**Your objective:** Keep only the lines that hold the string "JSON", filtering out the rest of the entries below.

-- START Data lines --

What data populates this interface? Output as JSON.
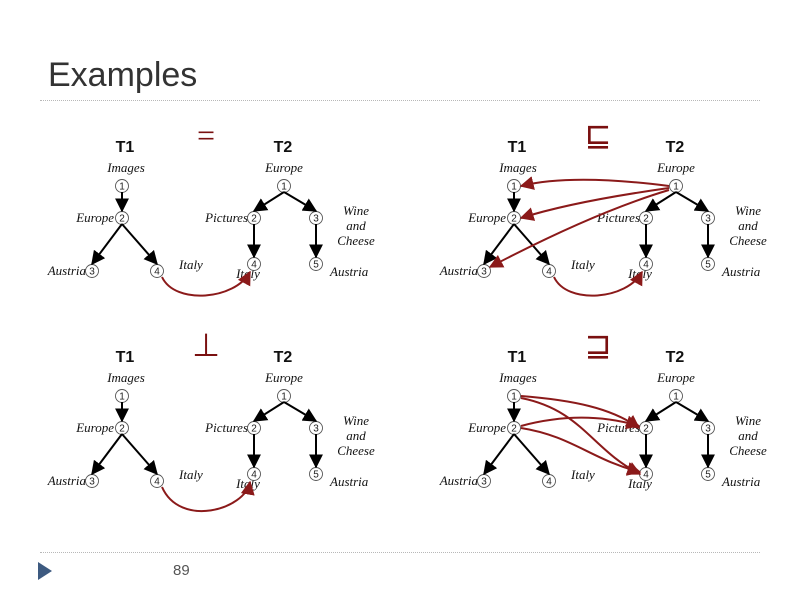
{
  "slide": {
    "title": "Examples",
    "page_number": "89"
  },
  "colors": {
    "tree_edge": "#000000",
    "match_arrow": "#8b1a1a",
    "operator": "#7a1010",
    "rule": "#b8b8b8",
    "bullet": "#3d5a80"
  },
  "icons": [
    "bullet-arrow-icon"
  ],
  "panels": [
    {
      "id": "equal",
      "operator": "=",
      "t1": {
        "title": "T1",
        "nodes": [
          {
            "id": "1",
            "label": "Images"
          },
          {
            "id": "2",
            "label": "Europe"
          },
          {
            "id": "3",
            "label": "Austria"
          },
          {
            "id": "4",
            "label": "Italy"
          }
        ]
      },
      "t2": {
        "title": "T2",
        "nodes": [
          {
            "id": "1",
            "label": "Europe"
          },
          {
            "id": "2",
            "label": "Pictures"
          },
          {
            "id": "3",
            "label": "Wine and Cheese"
          },
          {
            "id": "4",
            "label": "Italy"
          },
          {
            "id": "5",
            "label": "Austria"
          }
        ]
      }
    },
    {
      "id": "subset",
      "operator": "⊑",
      "t1": {
        "title": "T1",
        "nodes": [
          {
            "id": "1",
            "label": "Images"
          },
          {
            "id": "2",
            "label": "Europe"
          },
          {
            "id": "3",
            "label": "Austria"
          },
          {
            "id": "4",
            "label": "Italy"
          }
        ]
      },
      "t2": {
        "title": "T2",
        "nodes": [
          {
            "id": "1",
            "label": "Europe"
          },
          {
            "id": "2",
            "label": "Pictures"
          },
          {
            "id": "3",
            "label": "Wine and Cheese"
          },
          {
            "id": "4",
            "label": "Italy"
          },
          {
            "id": "5",
            "label": "Austria"
          }
        ]
      }
    },
    {
      "id": "disjoint",
      "operator": "⊥",
      "t1": {
        "title": "T1",
        "nodes": [
          {
            "id": "1",
            "label": "Images"
          },
          {
            "id": "2",
            "label": "Europe"
          },
          {
            "id": "3",
            "label": "Austria"
          },
          {
            "id": "4",
            "label": "Italy"
          }
        ]
      },
      "t2": {
        "title": "T2",
        "nodes": [
          {
            "id": "1",
            "label": "Europe"
          },
          {
            "id": "2",
            "label": "Pictures"
          },
          {
            "id": "3",
            "label": "Wine and Cheese"
          },
          {
            "id": "4",
            "label": "Italy"
          },
          {
            "id": "5",
            "label": "Austria"
          }
        ]
      }
    },
    {
      "id": "superset",
      "operator": "⊒",
      "t1": {
        "title": "T1",
        "nodes": [
          {
            "id": "1",
            "label": "Images"
          },
          {
            "id": "2",
            "label": "Europe"
          },
          {
            "id": "3",
            "label": "Austria"
          },
          {
            "id": "4",
            "label": "Italy"
          }
        ]
      },
      "t2": {
        "title": "T2",
        "nodes": [
          {
            "id": "1",
            "label": "Europe"
          },
          {
            "id": "2",
            "label": "Pictures"
          },
          {
            "id": "3",
            "label": "Wine and Cheese"
          },
          {
            "id": "4",
            "label": "Italy"
          },
          {
            "id": "5",
            "label": "Austria"
          }
        ]
      }
    }
  ]
}
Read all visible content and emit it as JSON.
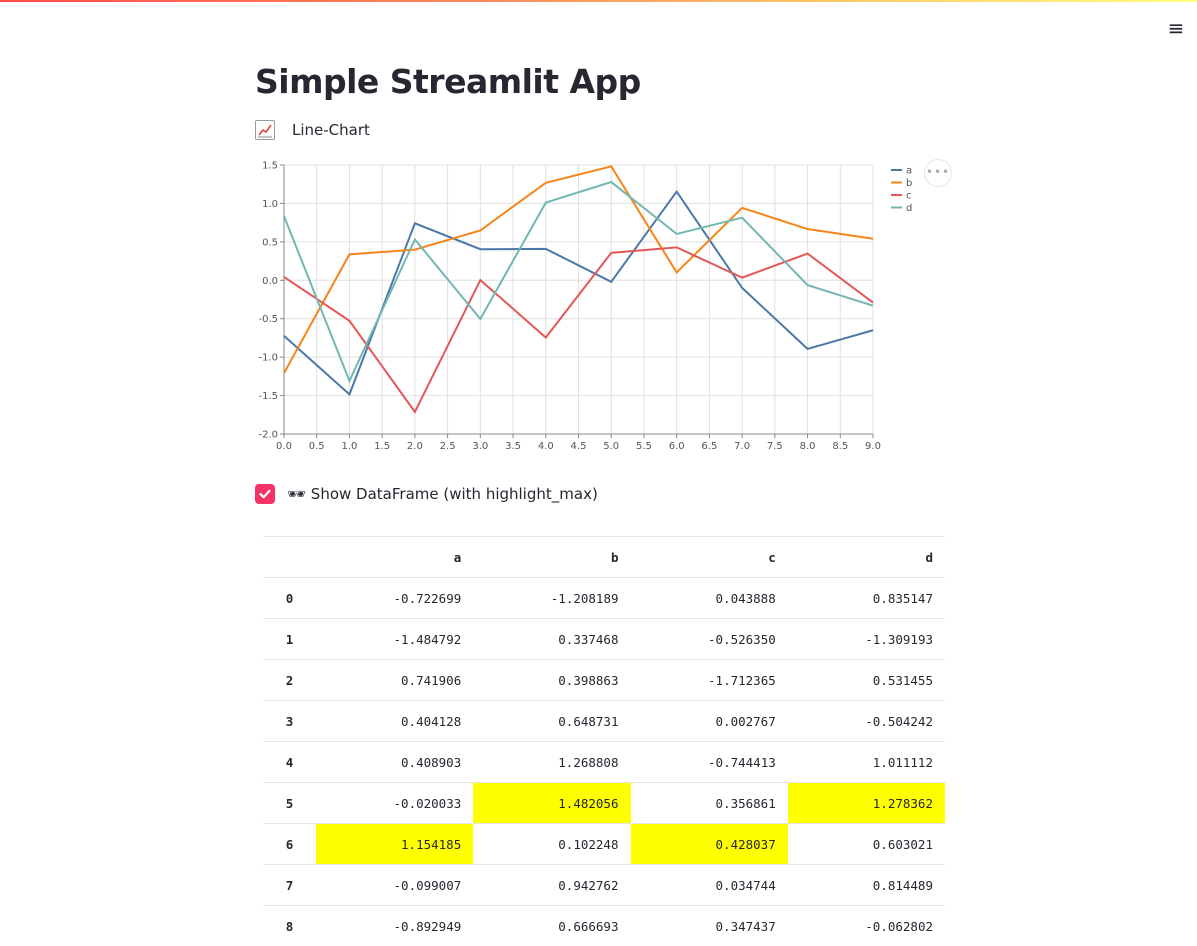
{
  "app": {
    "title": "Simple Streamlit App",
    "menu_icon": "hamburger-menu-icon"
  },
  "checkboxes": {
    "line_chart": {
      "label": "Line-Chart",
      "emoji": "📈",
      "checked": false
    },
    "dataframe": {
      "label": "🕶 Show DataFrame (with highlight_max)",
      "checked": true,
      "accent": "#f63366"
    }
  },
  "chart_menu_label": "•••",
  "chart_data": {
    "type": "line",
    "x": [
      0,
      1,
      2,
      3,
      4,
      5,
      6,
      7,
      8,
      9
    ],
    "xlim": [
      0,
      9
    ],
    "ylim": [
      -2,
      1.5
    ],
    "xticks": [
      "0.0",
      "0.5",
      "1.0",
      "1.5",
      "2.0",
      "2.5",
      "3.0",
      "3.5",
      "4.0",
      "4.5",
      "5.0",
      "5.5",
      "6.0",
      "6.5",
      "7.0",
      "7.5",
      "8.0",
      "8.5",
      "9.0"
    ],
    "yticks": [
      "1.5",
      "1.0",
      "0.5",
      "0.0",
      "-0.5",
      "-1.0",
      "-1.5",
      "-2.0"
    ],
    "grid": true,
    "legend_position": "right",
    "series": [
      {
        "name": "a",
        "color": "#4c78a8",
        "values": [
          -0.722699,
          -1.484792,
          0.741906,
          0.404128,
          0.408903,
          -0.020033,
          1.154185,
          -0.099007,
          -0.892949,
          -0.65
        ]
      },
      {
        "name": "b",
        "color": "#f58518",
        "values": [
          -1.208189,
          0.337468,
          0.398863,
          0.648731,
          1.268808,
          1.482056,
          0.102248,
          0.942762,
          0.666693,
          0.54
        ]
      },
      {
        "name": "c",
        "color": "#e45756",
        "values": [
          0.043888,
          -0.52635,
          -1.712365,
          0.002767,
          -0.744413,
          0.356861,
          0.428037,
          0.034744,
          0.347437,
          -0.29
        ]
      },
      {
        "name": "d",
        "color": "#72b7b2",
        "values": [
          0.835147,
          -1.309193,
          0.531455,
          -0.504242,
          1.011112,
          1.278362,
          0.603021,
          0.814489,
          -0.062802,
          -0.33
        ]
      }
    ]
  },
  "table": {
    "columns": [
      "",
      "a",
      "b",
      "c",
      "d"
    ],
    "highlight_color": "#ffff00",
    "rows": [
      {
        "index": "0",
        "cells": [
          "-0.722699",
          "-1.208189",
          "0.043888",
          "0.835147"
        ],
        "highlight": [
          false,
          false,
          false,
          false
        ]
      },
      {
        "index": "1",
        "cells": [
          "-1.484792",
          "0.337468",
          "-0.526350",
          "-1.309193"
        ],
        "highlight": [
          false,
          false,
          false,
          false
        ]
      },
      {
        "index": "2",
        "cells": [
          "0.741906",
          "0.398863",
          "-1.712365",
          "0.531455"
        ],
        "highlight": [
          false,
          false,
          false,
          false
        ]
      },
      {
        "index": "3",
        "cells": [
          "0.404128",
          "0.648731",
          "0.002767",
          "-0.504242"
        ],
        "highlight": [
          false,
          false,
          false,
          false
        ]
      },
      {
        "index": "4",
        "cells": [
          "0.408903",
          "1.268808",
          "-0.744413",
          "1.011112"
        ],
        "highlight": [
          false,
          false,
          false,
          false
        ]
      },
      {
        "index": "5",
        "cells": [
          "-0.020033",
          "1.482056",
          "0.356861",
          "1.278362"
        ],
        "highlight": [
          false,
          true,
          false,
          true
        ]
      },
      {
        "index": "6",
        "cells": [
          "1.154185",
          "0.102248",
          "0.428037",
          "0.603021"
        ],
        "highlight": [
          true,
          false,
          true,
          false
        ]
      },
      {
        "index": "7",
        "cells": [
          "-0.099007",
          "0.942762",
          "0.034744",
          "0.814489"
        ],
        "highlight": [
          false,
          false,
          false,
          false
        ]
      },
      {
        "index": "8",
        "cells": [
          "-0.892949",
          "0.666693",
          "0.347437",
          "-0.062802"
        ],
        "highlight": [
          false,
          false,
          false,
          false
        ]
      }
    ]
  }
}
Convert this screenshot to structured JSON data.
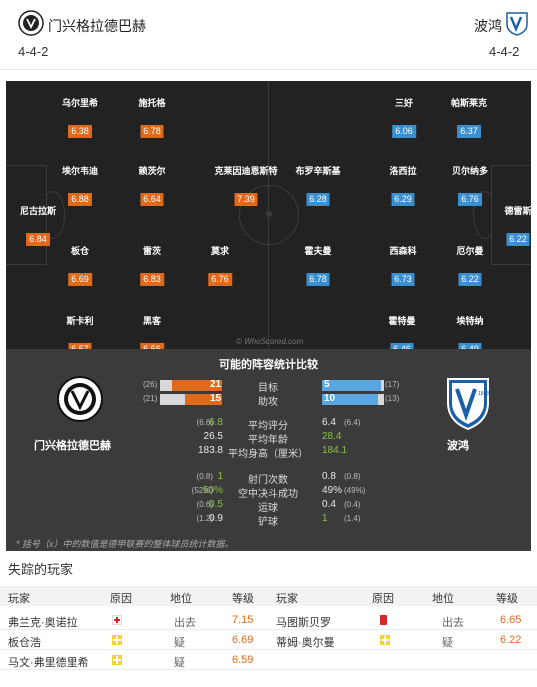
{
  "header": {
    "home": {
      "name": "门兴格拉德巴赫",
      "formation": "4-4-2"
    },
    "away": {
      "name": "波鸿",
      "formation": "4-4-2"
    }
  },
  "pitch": {
    "watermark": "© WhoScored.com",
    "home_players": [
      {
        "name": "乌尔里希",
        "rating": "6.38"
      },
      {
        "name": "施托格",
        "rating": "6.78"
      },
      {
        "name": "埃尔韦迪",
        "rating": "6.88"
      },
      {
        "name": "赖茨尔",
        "rating": "6.64"
      },
      {
        "name": "克莱因迪恩斯特",
        "rating": "7.39"
      },
      {
        "name": "尼古拉斯",
        "rating": "6.84"
      },
      {
        "name": "板仓",
        "rating": "6.69"
      },
      {
        "name": "雷茨",
        "rating": "6.83"
      },
      {
        "name": "莫求",
        "rating": "6.76"
      },
      {
        "name": "斯卡利",
        "rating": "6.57"
      },
      {
        "name": "黑客",
        "rating": "6.56"
      }
    ],
    "away_players": [
      {
        "name": "三好",
        "rating": "6.06"
      },
      {
        "name": "帕斯莱克",
        "rating": "6.37"
      },
      {
        "name": "布罗辛斯基",
        "rating": "6.28"
      },
      {
        "name": "洛西拉",
        "rating": "6.29"
      },
      {
        "name": "贝尔纳多",
        "rating": "6.76"
      },
      {
        "name": "德雷斯",
        "rating": "6.22"
      },
      {
        "name": "霍夫曼",
        "rating": "6.78"
      },
      {
        "name": "西森科",
        "rating": "6.73"
      },
      {
        "name": "厄尔曼",
        "rating": "6.22"
      },
      {
        "name": "霍特曼",
        "rating": "6.46"
      },
      {
        "name": "埃特纳",
        "rating": "6.49"
      }
    ]
  },
  "stats": {
    "title": "可能的阵容统计比较",
    "home_team": "门兴格拉德巴赫",
    "away_team": "波鸿",
    "bars": [
      {
        "label": "目标",
        "home_small": "(26)",
        "home": "21",
        "away": "5",
        "away_small": "(17)",
        "home_frac": 0.8,
        "away_frac": 0.2
      },
      {
        "label": "助攻",
        "home_small": "(21)",
        "home": "15",
        "away": "10",
        "away_small": "(13)",
        "home_frac": 0.6,
        "away_frac": 0.4
      }
    ],
    "rows": [
      {
        "label": "平均评分",
        "home_small": "(6.6)",
        "home": "6.8",
        "away": "6.4",
        "away_small": "(6.4)",
        "hl": "home"
      },
      {
        "label": "平均年龄",
        "home_small": "",
        "home": "26.5",
        "away": "28.4",
        "away_small": "",
        "hl": "away"
      },
      {
        "label": "平均身高（厘米）",
        "home_small": "",
        "home": "183.8",
        "away": "184.1",
        "away_small": "",
        "hl": "away"
      },
      {
        "label": "射门次数",
        "home_small": "(0.8)",
        "home": "1",
        "away": "0.8",
        "away_small": "(0.8)",
        "hl": "home"
      },
      {
        "label": "空中决斗成功",
        "home_small": "(52%)",
        "home": "50%",
        "away": "49%",
        "away_small": "(49%)",
        "hl": "home"
      },
      {
        "label": "运球",
        "home_small": "(0.6)",
        "home": "0.5",
        "away": "0.4",
        "away_small": "(0.4)",
        "hl": "home"
      },
      {
        "label": "铲球",
        "home_small": "(1.2)",
        "home": "0.9",
        "away": "1",
        "away_small": "(1.4)",
        "hl": "away"
      }
    ],
    "note": "* 括号（x）中的数值是德甲联赛的整体球员统计数据。"
  },
  "missing": {
    "title": "失踪的玩家",
    "headers": {
      "player": "玩家",
      "reason": "原因",
      "status": "地位",
      "rating": "等级"
    },
    "home": [
      {
        "player": "弗兰克·奥诺拉",
        "icon": "injury",
        "status": "出去",
        "rating": "7.15"
      },
      {
        "player": "板仓浩",
        "icon": "doubtful",
        "status": "疑",
        "rating": "6.69"
      },
      {
        "player": "马文·弗里德里希",
        "icon": "doubtful",
        "status": "疑",
        "rating": "6.59"
      }
    ],
    "away": [
      {
        "player": "马图斯贝罗",
        "icon": "red-card",
        "status": "出去",
        "rating": "6.65"
      },
      {
        "player": "蒂姆·奥尔曼",
        "icon": "doubtful",
        "status": "疑",
        "rating": "6.22"
      }
    ]
  },
  "colors": {
    "home_accent": "#e06a1c",
    "away_accent": "#3a8fd1",
    "highlight": "#8ac43f"
  }
}
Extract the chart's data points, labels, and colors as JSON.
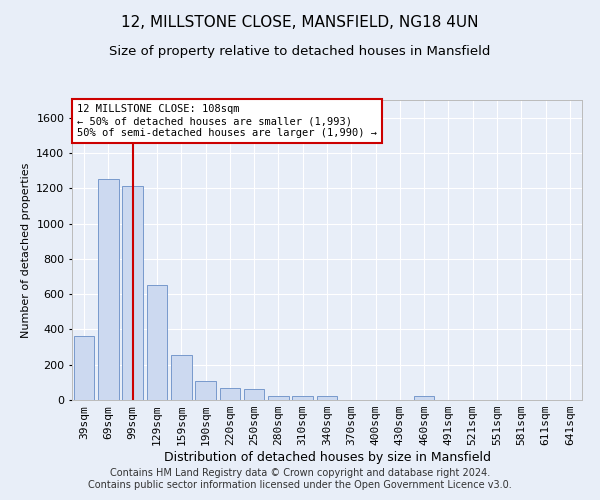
{
  "title1": "12, MILLSTONE CLOSE, MANSFIELD, NG18 4UN",
  "title2": "Size of property relative to detached houses in Mansfield",
  "xlabel": "Distribution of detached houses by size in Mansfield",
  "ylabel": "Number of detached properties",
  "categories": [
    "39sqm",
    "69sqm",
    "99sqm",
    "129sqm",
    "159sqm",
    "190sqm",
    "220sqm",
    "250sqm",
    "280sqm",
    "310sqm",
    "340sqm",
    "370sqm",
    "400sqm",
    "430sqm",
    "460sqm",
    "491sqm",
    "521sqm",
    "551sqm",
    "581sqm",
    "611sqm",
    "641sqm"
  ],
  "values": [
    360,
    1250,
    1210,
    650,
    255,
    105,
    70,
    60,
    25,
    20,
    25,
    0,
    0,
    0,
    25,
    0,
    0,
    0,
    0,
    0,
    0
  ],
  "bar_color": "#ccd9f0",
  "bar_edge_color": "#7799cc",
  "annotation_text_line1": "12 MILLSTONE CLOSE: 108sqm",
  "annotation_text_line2": "← 50% of detached houses are smaller (1,993)",
  "annotation_text_line3": "50% of semi-detached houses are larger (1,990) →",
  "annotation_box_facecolor": "#ffffff",
  "annotation_box_edgecolor": "#cc0000",
  "red_line_color": "#cc0000",
  "footer_text": "Contains HM Land Registry data © Crown copyright and database right 2024.\nContains public sector information licensed under the Open Government Licence v3.0.",
  "ylim": [
    0,
    1700
  ],
  "yticks": [
    0,
    200,
    400,
    600,
    800,
    1000,
    1200,
    1400,
    1600
  ],
  "background_color": "#e8eef8",
  "plot_bg_color": "#e8eef8",
  "grid_color": "#ffffff",
  "title1_fontsize": 11,
  "title2_fontsize": 9.5,
  "xlabel_fontsize": 9,
  "ylabel_fontsize": 8,
  "tick_fontsize": 8,
  "ann_fontsize": 7.5,
  "footer_fontsize": 7
}
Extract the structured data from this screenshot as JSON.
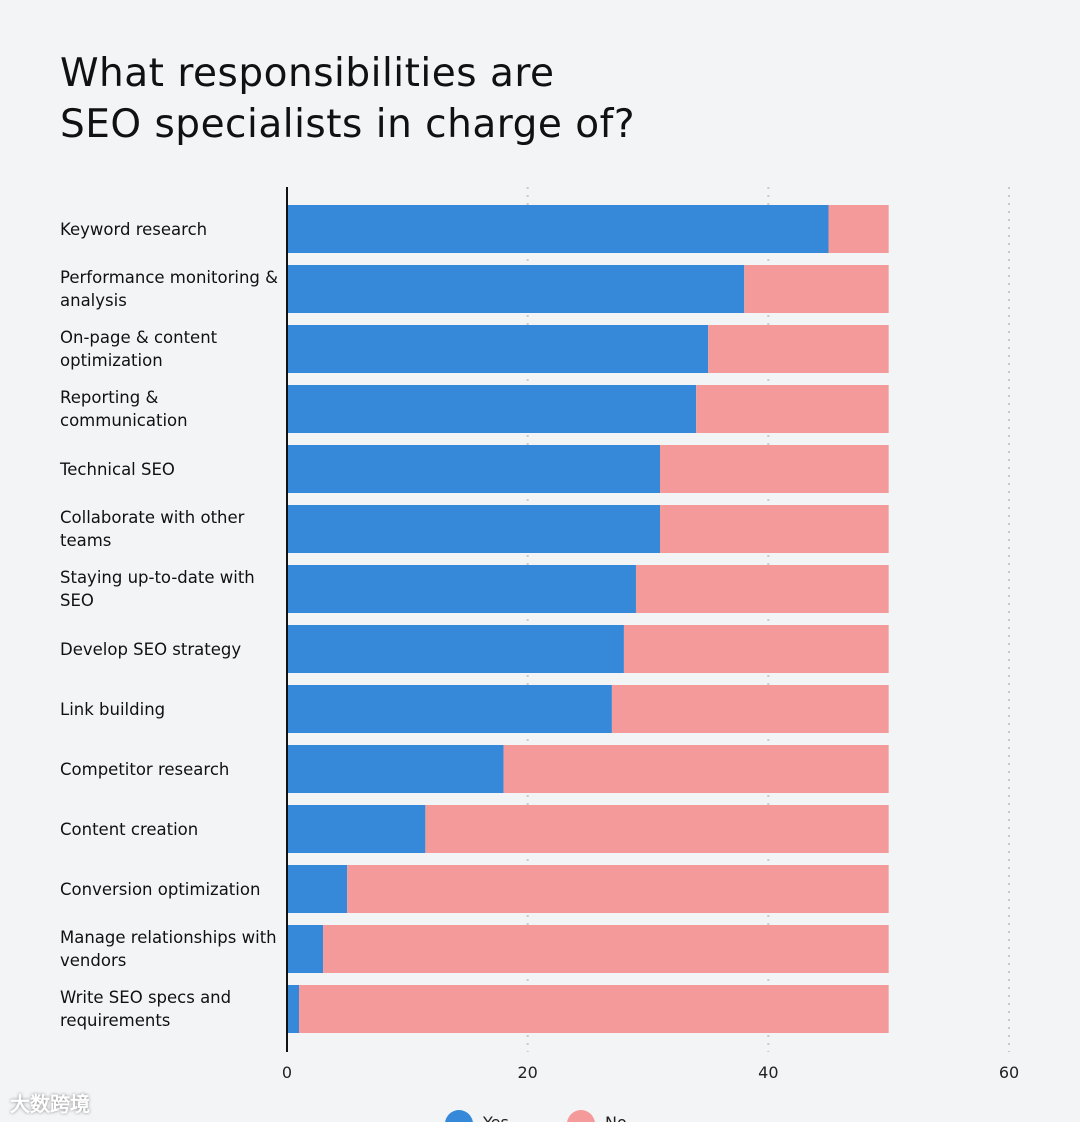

-- END Data lines --

**Task result:**
What data populates this interface? Output as JSON.
Read all visible content and emit it as JSON.
Convert this screenshot to structured JSON data.
Extract the chart's data points, labels, and colors as JSON.
Extract the structured data from this screenshot as JSON.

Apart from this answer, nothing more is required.